■ SÉRIE DE TÂCHES:
a – Résumez en deux phrases le paragraphe de l'extrait sur Roger Bacon qui commence par « Je ne sais pas qui a introduit », en conservant ses idées principales.
b – Rédigez la suite du texte sur Roger Bacon, s'il vous plaît, en partant de sa dernière phrase.

■ EXTRAIT FOURNI:

● ● ●

Roger Bacon, famous for introducing scientia experimentalis into philosophical thought, seemed to have done more talking than experimenting. His idea of experiment seemed closer to mere experience than to the measured tests a twentieth-century student performed in his laboratory classes...

It also stuck in his mind that Gilbert [a sixteenth century experimenter] thought Bacon wrote science ‘like a prime minister’.

Je ne sais pas qui a introduit les crochets concernant Gilbert. « Experimenter » semble un peu court pour identifier un savant illustre. Est-ce que celui qui introduit cette incise ne connaitrait pas vraiment Gilbert ? Mais il situe correctement le siècle.

● ● ●

■ DONNÉES FOURNIES:
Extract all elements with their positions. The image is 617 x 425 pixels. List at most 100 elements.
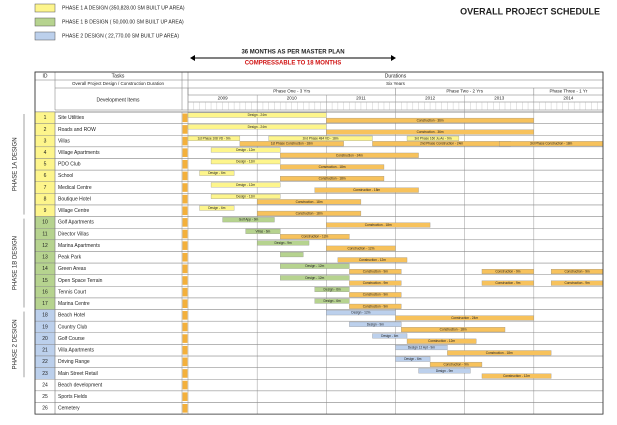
row-name: Villa Apartments: [58, 348, 95, 354]
year-label: 2009: [218, 96, 229, 101]
design-bar: [187, 124, 327, 130]
bar-label: Construction - 36m: [417, 130, 444, 134]
phase-label: Phase Three - 1 Yr: [549, 89, 587, 94]
phase-label: Phase One - 3 Yrs: [273, 89, 311, 94]
row-id: 15: [42, 278, 48, 284]
construction-bar: [257, 199, 362, 205]
construction-bar: [349, 280, 402, 286]
construction-bar: [326, 222, 431, 228]
bar-label: Construction - 12m: [359, 258, 386, 262]
design-bar: [210, 182, 281, 188]
row-name: Roads and ROW: [58, 127, 96, 133]
flag-cell: [182, 252, 188, 262]
bar-label: Design - 12m: [236, 194, 255, 198]
row-name: Tennis Court: [58, 289, 87, 295]
bar-label: Construction - 12m: [503, 374, 530, 378]
row-id: 3: [44, 138, 47, 144]
construction-bar: [395, 315, 534, 321]
row-bg: [34, 355, 604, 368]
construction-bar: [429, 361, 483, 367]
flag-cell: [182, 299, 188, 309]
row-id: 9: [44, 208, 47, 214]
row-bg: [34, 216, 604, 229]
flag-cell: [182, 404, 188, 413]
construction-bar: [326, 117, 534, 123]
design-bar: [210, 193, 281, 199]
row-id: 18: [42, 313, 48, 319]
bar-label: Design - 12m: [305, 264, 324, 268]
construction-bar: [481, 280, 534, 286]
year-label: 2010: [287, 96, 298, 101]
overall-task: Overall Project Design / Construction Du…: [72, 81, 165, 86]
bar-label: Design - 24m: [248, 125, 267, 129]
bar-label: Construction - 9m: [363, 293, 388, 297]
design-bar: [326, 310, 396, 316]
bar-label: Design - 12m: [236, 148, 255, 152]
row-id: 19: [42, 324, 48, 330]
row-id: 7: [44, 185, 47, 191]
bar-label: Construction - 12m: [428, 339, 455, 343]
span-note: COMPRESSABLE TO 18 MONTHS: [245, 61, 342, 67]
bar-label: Design - 9m: [436, 369, 454, 373]
bar-label: Design - 9m: [275, 241, 293, 245]
header-durations: Durations: [385, 73, 407, 79]
section-label: PHASE 2 DESIGN: [13, 319, 19, 369]
row-id: 16: [42, 289, 48, 295]
row-id: 12: [42, 243, 48, 249]
legend-swatch: [34, 31, 56, 41]
bar-label: 3rd Phase 160 Ju.Ao - 9m: [414, 136, 451, 140]
bar-label: Design - 9m: [367, 322, 385, 326]
row-bg: [34, 379, 604, 392]
row-name: School: [58, 173, 73, 179]
bar-label: Construction - 18m: [319, 165, 346, 169]
row-name: Village Centre: [58, 208, 90, 214]
row-bg: [34, 332, 604, 345]
bar-label: Construction - 12m: [301, 235, 328, 239]
row-name: Country Club: [58, 324, 87, 330]
construction-bar: [447, 350, 552, 356]
legend-swatch: [34, 3, 56, 13]
design-bar: [268, 135, 373, 141]
flag-cell: [182, 392, 188, 401]
construction-bar: [326, 245, 396, 251]
construction-bar: [280, 164, 385, 170]
construction-bar: [280, 176, 385, 182]
row-id: 23: [42, 371, 48, 377]
row-bg: [34, 390, 604, 403]
legend-swatch: [34, 17, 56, 27]
flag-cell: [182, 159, 188, 169]
header-id: ID: [43, 73, 48, 79]
construction-bar: [349, 303, 402, 309]
design-bar: [314, 298, 350, 304]
row-bg: [34, 402, 604, 415]
row-name: Cemetery: [58, 406, 80, 412]
design-bar: [314, 286, 350, 292]
bar-label: Construction - 36m: [417, 118, 444, 122]
row-id: 13: [42, 255, 48, 261]
construction-bar: [349, 269, 402, 275]
bar-label: 1st Phase Construction - 18m: [271, 142, 313, 146]
flag-cell: [182, 287, 188, 297]
row-name: Village Apartments: [58, 150, 100, 156]
construction-bar: [280, 234, 350, 240]
year-label: 2013: [494, 96, 505, 101]
row-name: Boutique Hotel: [58, 196, 91, 202]
overall-duration: Six Years: [386, 81, 406, 86]
bar-label: Construction - 9m: [495, 270, 520, 274]
design-bar: [280, 263, 350, 269]
row-id: 14: [42, 266, 48, 272]
bar-label: Design - 12m: [305, 276, 324, 280]
row-id: 8: [44, 196, 47, 202]
flag-cell: [182, 334, 188, 343]
year-label: 2011: [356, 96, 366, 101]
design-bar: [280, 275, 350, 281]
bar-label: Construction - 9m: [363, 304, 388, 308]
row-name: Open Space Terrain: [58, 278, 103, 284]
bar-label: Construction - 18m: [486, 351, 513, 355]
flag-cell: [182, 113, 188, 123]
design-bar: [210, 159, 281, 165]
construction-bar: [314, 187, 419, 193]
design-bar: [187, 135, 241, 141]
design-bar: [395, 345, 448, 351]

● ● ●

■ RÉSULTATS:
a – L'auteur ignore qui a ajouté les crochets sur Gilbert et juge le mot « experimenter » trop réducteur pour désigner un savant illustre. Il se demande si l'auteur de cette incise connaissait vraiment Gilbert, tout en reconnaissant que le siècle indiqué est exact.

b –
Brian Clegg prend la défense de Roger Bacon (1214-1294) contre l’accusation de dilettantisme. (Clegg a consacré à Roger Bacon un livre, The First Scientist.) Il souligne qu’en s’adressant au pape pour promouvoir les sciences naturelles, Bacon mettait sa vie en jeu. Mais peut-être Clegg fait-il trop confiance à Gleick où tout ne devrait pas être pris à la lettre. Il n’est pas sûr que c’est Roger Bacon qui avait besoin d’être défendu.

On doit reconnaître à Feynman assez de culture pour avoir cité une critique connue faite à Bacon. On a effectivement reproché à Bacon d’écrire « comme un premier ministre », si on admet qu’il est normal que dans le langage simple et direct de Feynman au 20e siècle, un Lord Chancellor devienne un « prime minister ». Mais cette citation fait douter que le sens du passage de Gleick soit le sens apparent.

Premier décalage : Feynman (ou Gleick en le rapportant) confond William Gilbert (1544-1603), fameux pour ses travaux sur les aimants et le magnétisme, et William Harvey (1578-1657), découvreur de la circulation sanguine. C’est ce dernier qui est le critique de Bacon. Deuxième décalage : c’est bien sûr Francis Bacon (1561-1626) qui est critiqué par Harvey qui, plus jeune, en était le médecin et l’ami.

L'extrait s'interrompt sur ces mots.